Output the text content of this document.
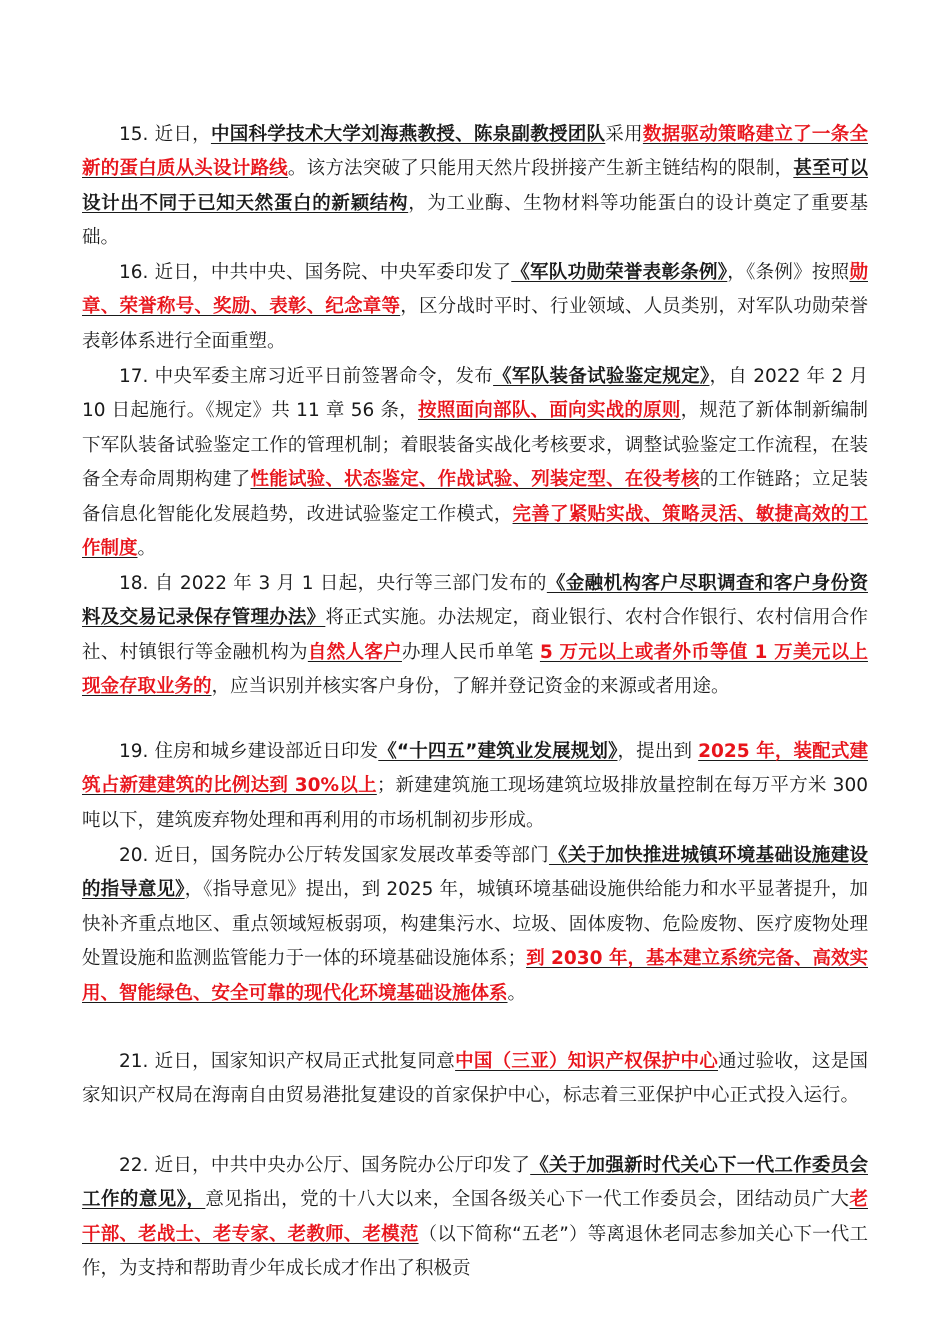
15. 近日，中国科学技术大学刘海燕教授、陈泉副教授团队采用数据驱动策略建立了一条全新的蛋白质从头设计路线。该方法突破了只能用天然片段拼接产生新主链结构的限制，甚至可以设计出不同于已知天然蛋白的新颖结构，为工业酶、生物材料等功能蛋白的设计奠定了重要基础。

16. 近日，中共中央、国务院、中央军委印发了《军队功勋荣誉表彰条例》，《条例》按照勋章、荣誉称号、奖励、表彰、纪念章等，区分战时平时、行业领域、人员类别，对军队功勋荣誉表彰体系进行全面重塑。

17. 中央军委主席习近平日前签署命令，发布《军队装备试验鉴定规定》，自 2022 年 2 月 10 日起施行。《规定》共 11 章 56 条，按照面向部队、面向实战的原则，规范了新体制新编制下军队装备试验鉴定工作的管理机制；着眼装备实战化考核要求，调整试验鉴定工作流程，在装备全寿命周期构建了性能试验、状态鉴定、作战试验、列装定型、在役考核的工作链路；立足装备信息化智能化发展趋势，改进试验鉴定工作模式，完善了紧贴实战、策略灵活、敏捷高效的工作制度。

18. 自 2022 年 3 月 1 日起，央行等三部门发布的《金融机构客户尽职调查和客户身份资料及交易记录保存管理办法》将正式实施。办法规定，商业银行、农村合作银行、农村信用合作社、村镇银行等金融机构为自然人客户办理人民币单笔 5 万元以上或者外币等值 1 万美元以上现金存取业务的，应当识别并核实客户身份，了解并登记资金的来源或者用途。

19. 住房和城乡建设部近日印发《“十四五”建筑业发展规划》，提出到 2025 年，装配式建筑占新建建筑的比例达到 30%以上；新建建筑施工现场建筑垃圾排放量控制在每万平方米 300 吨以下，建筑废弃物处理和再利用的市场机制初步形成。

20. 近日，国务院办公厅转发国家发展改革委等部门《关于加快推进城镇环境基础设施建设的指导意见》，《指导意见》提出，到 2025 年，城镇环境基础设施供给能力和水平显著提升，加快补齐重点地区、重点领域短板弱项，构建集污水、垃圾、固体废物、危险废物、医疗废物处理处置设施和监测监管能力于一体的环境基础设施体系；到 2030 年，基本建立系统完备、高效实用、智能绿色、安全可靠的现代化环境基础设施体系。

21. 近日，国家知识产权局正式批复同意中国（三亚）知识产权保护中心通过验收，这是国家知识产权局在海南自由贸易港批复建设的首家保护中心，标志着三亚保护中心正式投入运行。

22. 近日，中共中央办公厅、国务院办公厅印发了《关于加强新时代关心下一代工作委员会工作的意见》，意见指出，党的十八大以来，全国各级关心下一代工作委员会，团结动员广大老干部、老战士、老专家、老教师、老模范（以下简称“五老”）等离退休老同志参加关心下一代工作，为支持和帮助青少年成长成才作出了积极贡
◆ ◆ ◆ ◆ ◆ ◆ ◆
- **Direction**: Repeat the records above exactly, omitting every picture.

- **Task response**:
Output the text content of this document.
15. 近日，中国科学技术大学刘海燕教授、陈泉副教授团队采用数据驱动策略建立了一条全新的蛋白质从头设计路线。该方法突破了只能用天然片段拼接产生新主链结构的限制，甚至可以设计出不同于已知天然蛋白的新颖结构，为工业酶、生物材料等功能蛋白的设计奠定了重要基础。

16. 近日，中共中央、国务院、中央军委印发了《军队功勋荣誉表彰条例》，《条例》按照勋章、荣誉称号、奖励、表彰、纪念章等，区分战时平时、行业领域、人员类别，对军队功勋荣誉表彰体系进行全面重塑。

17. 中央军委主席习近平日前签署命令，发布《军队装备试验鉴定规定》，自 2022 年 2 月 10 日起施行。《规定》共 11 章 56 条，按照面向部队、面向实战的原则，规范了新体制新编制下军队装备试验鉴定工作的管理机制；着眼装备实战化考核要求，调整试验鉴定工作流程，在装备全寿命周期构建了性能试验、状态鉴定、作战试验、列装定型、在役考核的工作链路；立足装备信息化智能化发展趋势，改进试验鉴定工作模式，完善了紧贴实战、策略灵活、敏捷高效的工作制度。

18. 自 2022 年 3 月 1 日起，央行等三部门发布的《金融机构客户尽职调查和客户身份资料及交易记录保存管理办法》将正式实施。办法规定，商业银行、农村合作银行、农村信用合作社、村镇银行等金融机构为自然人客户办理人民币单笔 5 万元以上或者外币等值 1 万美元以上现金存取业务的，应当识别并核实客户身份，了解并登记资金的来源或者用途。

19. 住房和城乡建设部近日印发《“十四五”建筑业发展规划》，提出到 2025 年，装配式建筑占新建建筑的比例达到 30%以上；新建建筑施工现场建筑垃圾排放量控制在每万平方米 300 吨以下，建筑废弃物处理和再利用的市场机制初步形成。

20. 近日，国务院办公厅转发国家发展改革委等部门《关于加快推进城镇环境基础设施建设的指导意见》，《指导意见》提出，到 2025 年，城镇环境基础设施供给能力和水平显著提升，加快补齐重点地区、重点领域短板弱项，构建集污水、垃圾、固体废物、危险废物、医疗废物处理处置设施和监测监管能力于一体的环境基础设施体系；到 2030 年，基本建立系统完备、高效实用、智能绿色、安全可靠的现代化环境基础设施体系。

21. 近日，国家知识产权局正式批复同意中国（三亚）知识产权保护中心通过验收，这是国家知识产权局在海南自由贸易港批复建设的首家保护中心，标志着三亚保护中心正式投入运行。

22. 近日，中共中央办公厅、国务院办公厅印发了《关于加强新时代关心下一代工作委员会工作的意见》，意见指出，党的十八大以来，全国各级关心下一代工作委员会，团结动员广大老干部、老战士、老专家、老教师、老模范（以下简称“五老”）等离退休老同志参加关心下一代工作，为支持和帮助青少年成长成才作出了积极贡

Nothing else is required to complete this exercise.